* start *

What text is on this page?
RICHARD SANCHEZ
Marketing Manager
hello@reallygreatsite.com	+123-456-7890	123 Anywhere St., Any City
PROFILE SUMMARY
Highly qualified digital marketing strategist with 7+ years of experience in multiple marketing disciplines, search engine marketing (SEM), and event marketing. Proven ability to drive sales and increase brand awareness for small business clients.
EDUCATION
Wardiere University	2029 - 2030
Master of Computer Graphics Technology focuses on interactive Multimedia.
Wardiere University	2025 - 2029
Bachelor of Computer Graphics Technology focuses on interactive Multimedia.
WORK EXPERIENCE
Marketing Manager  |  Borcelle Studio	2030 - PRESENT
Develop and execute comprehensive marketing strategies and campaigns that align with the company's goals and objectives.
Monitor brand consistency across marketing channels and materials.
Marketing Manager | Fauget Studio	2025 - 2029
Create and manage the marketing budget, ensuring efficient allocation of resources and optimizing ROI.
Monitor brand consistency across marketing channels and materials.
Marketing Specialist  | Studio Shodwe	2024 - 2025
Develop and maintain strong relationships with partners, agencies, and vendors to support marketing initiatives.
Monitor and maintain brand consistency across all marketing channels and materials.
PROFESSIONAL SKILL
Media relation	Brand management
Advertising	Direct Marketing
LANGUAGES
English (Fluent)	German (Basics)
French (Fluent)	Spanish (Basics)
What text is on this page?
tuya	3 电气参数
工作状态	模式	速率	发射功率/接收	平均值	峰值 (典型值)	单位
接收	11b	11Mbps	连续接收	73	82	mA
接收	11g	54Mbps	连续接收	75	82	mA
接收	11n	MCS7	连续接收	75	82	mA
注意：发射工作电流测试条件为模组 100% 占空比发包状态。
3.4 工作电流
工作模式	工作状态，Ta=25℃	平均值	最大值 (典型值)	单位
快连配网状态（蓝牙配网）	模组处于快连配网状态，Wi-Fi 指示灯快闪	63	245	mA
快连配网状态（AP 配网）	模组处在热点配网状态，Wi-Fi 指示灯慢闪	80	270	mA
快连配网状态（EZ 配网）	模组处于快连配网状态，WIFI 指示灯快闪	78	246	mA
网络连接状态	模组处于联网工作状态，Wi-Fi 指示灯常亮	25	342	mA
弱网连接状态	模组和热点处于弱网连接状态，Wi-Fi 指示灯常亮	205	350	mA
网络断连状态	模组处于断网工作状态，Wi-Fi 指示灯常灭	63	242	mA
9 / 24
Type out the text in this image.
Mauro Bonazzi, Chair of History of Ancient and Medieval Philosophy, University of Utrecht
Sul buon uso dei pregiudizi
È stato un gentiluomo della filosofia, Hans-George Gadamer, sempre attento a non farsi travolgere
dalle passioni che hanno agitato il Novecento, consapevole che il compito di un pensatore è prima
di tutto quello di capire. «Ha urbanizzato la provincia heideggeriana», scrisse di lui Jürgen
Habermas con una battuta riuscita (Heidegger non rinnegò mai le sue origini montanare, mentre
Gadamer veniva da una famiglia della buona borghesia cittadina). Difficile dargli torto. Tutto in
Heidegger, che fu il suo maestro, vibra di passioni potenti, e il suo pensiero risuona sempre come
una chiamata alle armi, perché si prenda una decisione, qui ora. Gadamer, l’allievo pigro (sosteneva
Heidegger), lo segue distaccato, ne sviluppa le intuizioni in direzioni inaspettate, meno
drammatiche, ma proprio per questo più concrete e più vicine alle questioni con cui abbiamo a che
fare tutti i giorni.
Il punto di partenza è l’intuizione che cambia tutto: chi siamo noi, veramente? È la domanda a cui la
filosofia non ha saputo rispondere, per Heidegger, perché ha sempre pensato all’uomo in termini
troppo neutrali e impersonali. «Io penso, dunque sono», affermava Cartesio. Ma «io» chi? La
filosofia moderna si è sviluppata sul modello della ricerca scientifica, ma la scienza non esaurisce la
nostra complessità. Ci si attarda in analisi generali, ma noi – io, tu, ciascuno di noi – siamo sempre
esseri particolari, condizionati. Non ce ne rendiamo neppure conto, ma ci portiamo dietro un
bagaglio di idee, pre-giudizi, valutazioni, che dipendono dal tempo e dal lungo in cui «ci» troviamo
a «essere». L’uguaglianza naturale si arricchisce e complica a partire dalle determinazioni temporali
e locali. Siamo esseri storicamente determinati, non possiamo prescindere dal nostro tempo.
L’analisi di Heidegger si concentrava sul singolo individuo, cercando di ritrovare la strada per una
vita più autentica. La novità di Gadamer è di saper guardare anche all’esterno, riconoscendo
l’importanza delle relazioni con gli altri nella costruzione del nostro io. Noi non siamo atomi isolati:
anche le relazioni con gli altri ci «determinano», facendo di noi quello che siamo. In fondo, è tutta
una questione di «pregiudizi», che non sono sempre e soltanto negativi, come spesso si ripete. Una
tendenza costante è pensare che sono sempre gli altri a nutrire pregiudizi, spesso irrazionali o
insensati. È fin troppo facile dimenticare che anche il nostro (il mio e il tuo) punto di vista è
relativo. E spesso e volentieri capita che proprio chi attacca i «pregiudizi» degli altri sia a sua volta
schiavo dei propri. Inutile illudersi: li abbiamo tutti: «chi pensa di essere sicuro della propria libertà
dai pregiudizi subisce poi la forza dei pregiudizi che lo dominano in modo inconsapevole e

* end *

* **YOUR TASK**:
Write the material out exactly, with nothing left out.

* **SOLUTION TO THIS TASK**:
What text is on this page?
RICHARD SANCHEZ
Marketing Manager
hello@reallygreatsite.com	+123-456-7890	123 Anywhere St., Any City
PROFILE SUMMARY
Highly qualified digital marketing strategist with 7+ years of experience in multiple marketing disciplines, search engine marketing (SEM), and event marketing. Proven ability to drive sales and increase brand awareness for small business clients.
EDUCATION
Wardiere University	2029 - 2030
Master of Computer Graphics Technology focuses on interactive Multimedia.
Wardiere University	2025 - 2029
Bachelor of Computer Graphics Technology focuses on interactive Multimedia.
WORK EXPERIENCE
Marketing Manager  |  Borcelle Studio	2030 - PRESENT
Develop and execute comprehensive marketing strategies and campaigns that align with the company's goals and objectives.
Monitor brand consistency across marketing channels and materials.
Marketing Manager | Fauget Studio	2025 - 2029
Create and manage the marketing budget, ensuring efficient allocation of resources and optimizing ROI.
Monitor brand consistency across marketing channels and materials.
Marketing Specialist  | Studio Shodwe	2024 - 2025
Develop and maintain strong relationships with partners, agencies, and vendors to support marketing initiatives.
Monitor and maintain brand consistency across all marketing channels and materials.
PROFESSIONAL SKILL
Media relation	Brand management
Advertising	Direct Marketing
LANGUAGES
English (Fluent)	German (Basics)
French (Fluent)	Spanish (Basics)
What text is on this page?
tuya	3 电气参数
工作状态	模式	速率	发射功率/接收	平均值	峰值 (典型值)	单位
接收	11b	11Mbps	连续接收	73	82	mA
接收	11g	54Mbps	连续接收	75	82	mA
接收	11n	MCS7	连续接收	75	82	mA
注意：发射工作电流测试条件为模组 100% 占空比发包状态。
3.4 工作电流
工作模式	工作状态，Ta=25℃	平均值	最大值 (典型值)	单位
快连配网状态（蓝牙配网）	模组处于快连配网状态，Wi-Fi 指示灯快闪	63	245	mA
快连配网状态（AP 配网）	模组处在热点配网状态，Wi-Fi 指示灯慢闪	80	270	mA
快连配网状态（EZ 配网）	模组处于快连配网状态，WIFI 指示灯快闪	78	246	mA
网络连接状态	模组处于联网工作状态，Wi-Fi 指示灯常亮	25	342	mA
弱网连接状态	模组和热点处于弱网连接状态，Wi-Fi 指示灯常亮	205	350	mA
网络断连状态	模组处于断网工作状态，Wi-Fi 指示灯常灭	63	242	mA
9 / 24
Type out the text in this image.
Mauro Bonazzi, Chair of History of Ancient and Medieval Philosophy, University of Utrecht
Sul buon uso dei pregiudizi
È stato un gentiluomo della filosofia, Hans-George Gadamer, sempre attento a non farsi travolgere
dalle passioni che hanno agitato il Novecento, consapevole che il compito di un pensatore è prima
di tutto quello di capire. «Ha urbanizzato la provincia heideggeriana», scrisse di lui Jürgen
Habermas con una battuta riuscita (Heidegger non rinnegò mai le sue origini montanare, mentre
Gadamer veniva da una famiglia della buona borghesia cittadina). Difficile dargli torto. Tutto in
Heidegger, che fu il suo maestro, vibra di passioni potenti, e il suo pensiero risuona sempre come
una chiamata alle armi, perché si prenda una decisione, qui ora. Gadamer, l’allievo pigro (sosteneva
Heidegger), lo segue distaccato, ne sviluppa le intuizioni in direzioni inaspettate, meno
drammatiche, ma proprio per questo più concrete e più vicine alle questioni con cui abbiamo a che
fare tutti i giorni.
Il punto di partenza è l’intuizione che cambia tutto: chi siamo noi, veramente? È la domanda a cui la
filosofia non ha saputo rispondere, per Heidegger, perché ha sempre pensato all’uomo in termini
troppo neutrali e impersonali. «Io penso, dunque sono», affermava Cartesio. Ma «io» chi? La
filosofia moderna si è sviluppata sul modello della ricerca scientifica, ma la scienza non esaurisce la
nostra complessità. Ci si attarda in analisi generali, ma noi – io, tu, ciascuno di noi – siamo sempre
esseri particolari, condizionati. Non ce ne rendiamo neppure conto, ma ci portiamo dietro un
bagaglio di idee, pre-giudizi, valutazioni, che dipendono dal tempo e dal lungo in cui «ci» troviamo
a «essere». L’uguaglianza naturale si arricchisce e complica a partire dalle determinazioni temporali
e locali. Siamo esseri storicamente determinati, non possiamo prescindere dal nostro tempo.
L’analisi di Heidegger si concentrava sul singolo individuo, cercando di ritrovare la strada per una
vita più autentica. La novità di Gadamer è di saper guardare anche all’esterno, riconoscendo
l’importanza delle relazioni con gli altri nella costruzione del nostro io. Noi non siamo atomi isolati:
anche le relazioni con gli altri ci «determinano», facendo di noi quello che siamo. In fondo, è tutta
una questione di «pregiudizi», che non sono sempre e soltanto negativi, come spesso si ripete. Una
tendenza costante è pensare che sono sempre gli altri a nutrire pregiudizi, spesso irrazionali o
insensati. È fin troppo facile dimenticare che anche il nostro (il mio e il tuo) punto di vista è
relativo. E spesso e volentieri capita che proprio chi attacca i «pregiudizi» degli altri sia a sua volta
schiavo dei propri. Inutile illudersi: li abbiamo tutti: «chi pensa di essere sicuro della propria libertà
dai pregiudizi subisce poi la forza dei pregiudizi che lo dominano in modo inconsapevole e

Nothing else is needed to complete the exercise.